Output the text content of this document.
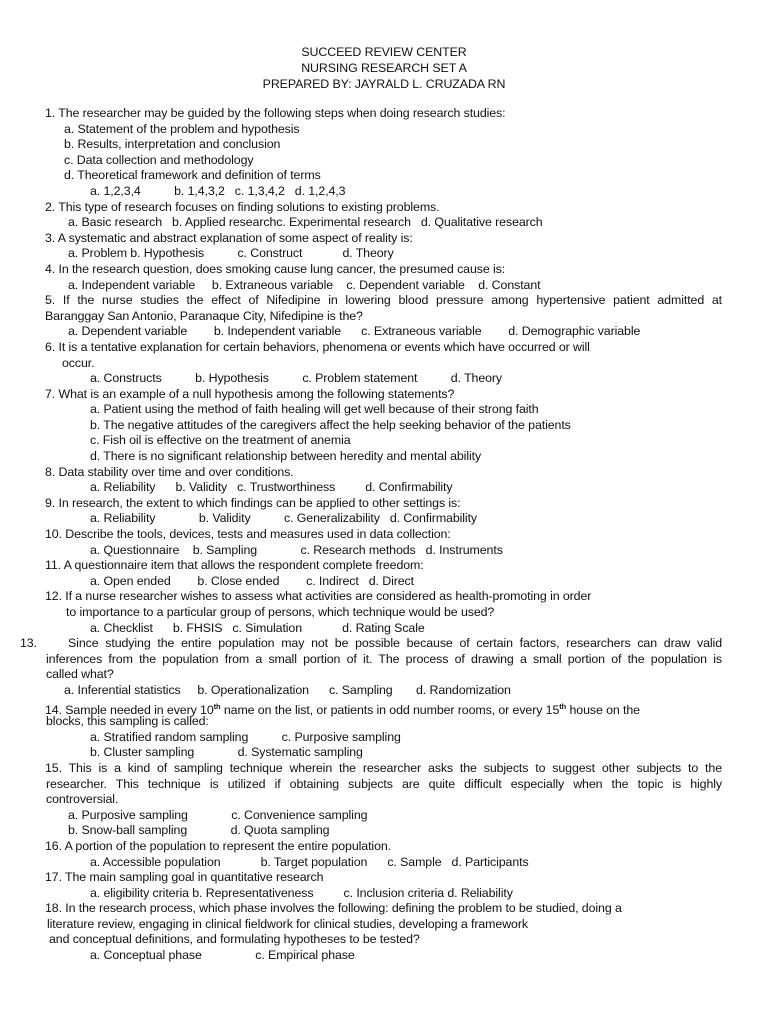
SUCCEED REVIEW CENTER
NURSING RESEARCH SET A
PREPARED BY: JAYRALD L. CRUZADA RN
1. The researcher may be guided by the following steps when doing research studies:
a. Statement of the problem and hypothesis
b. Results, interpretation and conclusion
c. Data collection and methodology
d. Theoretical framework and definition of terms
a. 1,2,3,4          b. 1,4,3,2   c. 1,3,4,2   d. 1,2,4,3
2. This type of research focuses on finding solutions to existing problems.
a. Basic research   b. Applied researchc. Experimental research   d. Qualitative research
3. A systematic and abstract explanation of some aspect of reality is:
a. Problem b. Hypothesis          c. Construct            d. Theory
4. In the research question, does smoking cause lung cancer, the presumed cause is:
a. Independent variable     b. Extraneous variable    c. Dependent variable    d. Constant
5. If the nurse studies the effect of Nifedipine in lowering blood pressure among hypertensive patient admitted at
Baranggay San Antonio, Paranaque City, Nifedipine is the?
a. Dependent variable        b. Independent variable      c. Extraneous variable        d. Demographic variable
6. It is a tentative explanation for certain behaviors, phenomena or events which have occurred or will
occur.
a. Constructs          b. Hypothesis          c. Problem statement          d. Theory
7. What is an example of a null hypothesis among the following statements?
a. Patient using the method of faith healing will get well because of their strong faith
b. The negative attitudes of the caregivers affect the help seeking behavior of the patients
c. Fish oil is effective on the treatment of anemia
d. There is no significant relationship between heredity and mental ability
8. Data stability over time and over conditions.
a. Reliability      b. Validity   c. Trustworthiness         d. Confirmability
9. In research, the extent to which findings can be applied to other settings is:
a. Reliability             b. Validity          c. Generalizability   d. Confirmability
10. Describe the tools, devices, tests and measures used in data collection:
a. Questionnaire    b. Sampling             c. Research methods   d. Instruments
11. A questionnaire item that allows the respondent complete freedom:
a. Open ended        b. Close ended        c. Indirect   d. Direct
12. If a nurse researcher wishes to assess what activities are considered as health-promoting in order
to importance to a particular group of persons, which technique would be used?
a. Checklist      b. FHSIS   c. Simulation            d. Rating Scale
13.	Since studying the entire population may not be possible because of certain factors, researchers can draw valid
inferences from the population from a small portion of it. The process of drawing a small portion of the population is
called what?
a. Inferential statistics     b. Operationalization      c. Sampling       d. Randomization
14. Sample needed in every 10th name on the list, or patients in odd number rooms, or every 15th house on the
blocks, this sampling is called:
a. Stratified random sampling          c. Purposive sampling
b. Cluster sampling             d. Systematic sampling
15. This is a kind of sampling technique wherein the researcher asks the subjects to suggest other subjects to the
researcher. This technique is utilized if obtaining subjects are quite difficult especially when the topic is highly
controversial.
a. Purposive sampling             c. Convenience sampling
b. Snow-ball sampling             d. Quota sampling
16. A portion of the population to represent the entire population.
a. Accessible population            b. Target population      c. Sample   d. Participants
17. The main sampling goal in quantitative research
a. eligibility criteria b. Representativeness         c. Inclusion criteria d. Reliability
18. In the research process, which phase involves the following: defining the problem to be studied, doing a
literature review, engaging in clinical fieldwork for clinical studies, developing a framework
and conceptual definitions, and formulating hypotheses to be tested?
a. Conceptual phase                c. Empirical phase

################

#### Task to complete:
The records above are to be restated exactly, without their pictures.

#### Finished exercise:
Output the text content of this document.
SUCCEED REVIEW CENTER
NURSING RESEARCH SET A
PREPARED BY: JAYRALD L. CRUZADA RN
1. The researcher may be guided by the following steps when doing research studies:
a. Statement of the problem and hypothesis
b. Results, interpretation and conclusion
c. Data collection and methodology
d. Theoretical framework and definition of terms
a. 1,2,3,4          b. 1,4,3,2   c. 1,3,4,2   d. 1,2,4,3
2. This type of research focuses on finding solutions to existing problems.
a. Basic research   b. Applied researchc. Experimental research   d. Qualitative research
3. A systematic and abstract explanation of some aspect of reality is:
a. Problem b. Hypothesis          c. Construct            d. Theory
4. In the research question, does smoking cause lung cancer, the presumed cause is:
a. Independent variable     b. Extraneous variable    c. Dependent variable    d. Constant
5. If the nurse studies the effect of Nifedipine in lowering blood pressure among hypertensive patient admitted at
Baranggay San Antonio, Paranaque City, Nifedipine is the?
a. Dependent variable        b. Independent variable      c. Extraneous variable        d. Demographic variable
6. It is a tentative explanation for certain behaviors, phenomena or events which have occurred or will
occur.
a. Constructs          b. Hypothesis          c. Problem statement          d. Theory
7. What is an example of a null hypothesis among the following statements?
a. Patient using the method of faith healing will get well because of their strong faith
b. The negative attitudes of the caregivers affect the help seeking behavior of the patients
c. Fish oil is effective on the treatment of anemia
d. There is no significant relationship between heredity and mental ability
8. Data stability over time and over conditions.
a. Reliability      b. Validity   c. Trustworthiness         d. Confirmability
9. In research, the extent to which findings can be applied to other settings is:
a. Reliability             b. Validity          c. Generalizability   d. Confirmability
10. Describe the tools, devices, tests and measures used in data collection:
a. Questionnaire    b. Sampling             c. Research methods   d. Instruments
11. A questionnaire item that allows the respondent complete freedom:
a. Open ended        b. Close ended        c. Indirect   d. Direct
12. If a nurse researcher wishes to assess what activities are considered as health-promoting in order
to importance to a particular group of persons, which technique would be used?
a. Checklist      b. FHSIS   c. Simulation            d. Rating Scale
13.	Since studying the entire population may not be possible because of certain factors, researchers can draw valid
inferences from the population from a small portion of it. The process of drawing a small portion of the population is
called what?
a. Inferential statistics     b. Operationalization      c. Sampling       d. Randomization
14. Sample needed in every 10th name on the list, or patients in odd number rooms, or every 15th house on the
blocks, this sampling is called:
a. Stratified random sampling          c. Purposive sampling
b. Cluster sampling             d. Systematic sampling
15. This is a kind of sampling technique wherein the researcher asks the subjects to suggest other subjects to the
researcher. This technique is utilized if obtaining subjects are quite difficult especially when the topic is highly
controversial.
a. Purposive sampling             c. Convenience sampling
b. Snow-ball sampling             d. Quota sampling
16. A portion of the population to represent the entire population.
a. Accessible population            b. Target population      c. Sample   d. Participants
17. The main sampling goal in quantitative research
a. eligibility criteria b. Representativeness         c. Inclusion criteria d. Reliability
18. In the research process, which phase involves the following: defining the problem to be studied, doing a
literature review, engaging in clinical fieldwork for clinical studies, developing a framework
and conceptual definitions, and formulating hypotheses to be tested?
a. Conceptual phase                c. Empirical phase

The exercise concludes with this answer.